# DATA SHOWN
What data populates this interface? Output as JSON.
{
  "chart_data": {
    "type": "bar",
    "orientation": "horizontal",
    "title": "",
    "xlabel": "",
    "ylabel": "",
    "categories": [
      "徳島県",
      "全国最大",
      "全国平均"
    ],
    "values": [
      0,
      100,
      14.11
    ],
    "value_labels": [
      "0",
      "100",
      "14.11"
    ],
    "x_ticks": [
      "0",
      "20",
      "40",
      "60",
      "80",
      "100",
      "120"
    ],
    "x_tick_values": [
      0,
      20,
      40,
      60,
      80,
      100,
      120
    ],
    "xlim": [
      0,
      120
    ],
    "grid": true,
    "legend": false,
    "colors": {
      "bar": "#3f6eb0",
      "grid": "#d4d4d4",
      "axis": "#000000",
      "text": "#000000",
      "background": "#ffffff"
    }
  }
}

# TASK DIRECTIONS
Write out the whole listing exactly.

# RESULT FOR THIS EXERCISE
What data populates this interface? Output as JSON.
{
  "chart_data": {
    "type": "bar",
    "orientation": "horizontal",
    "title": "",
    "xlabel": "",
    "ylabel": "",
    "categories": [
      "徳島県",
      "全国最大",
      "全国平均"
    ],
    "values": [
      0,
      100,
      14.11
    ],
    "value_labels": [
      "0",
      "100",
      "14.11"
    ],
    "x_ticks": [
      "0",
      "20",
      "40",
      "60",
      "80",
      "100",
      "120"
    ],
    "x_tick_values": [
      0,
      20,
      40,
      60,
      80,
      100,
      120
    ],
    "xlim": [
      0,
      120
    ],
    "grid": true,
    "legend": false,
    "colors": {
      "bar": "#3f6eb0",
      "grid": "#d4d4d4",
      "axis": "#000000",
      "text": "#000000",
      "background": "#ffffff"
    }
  }
}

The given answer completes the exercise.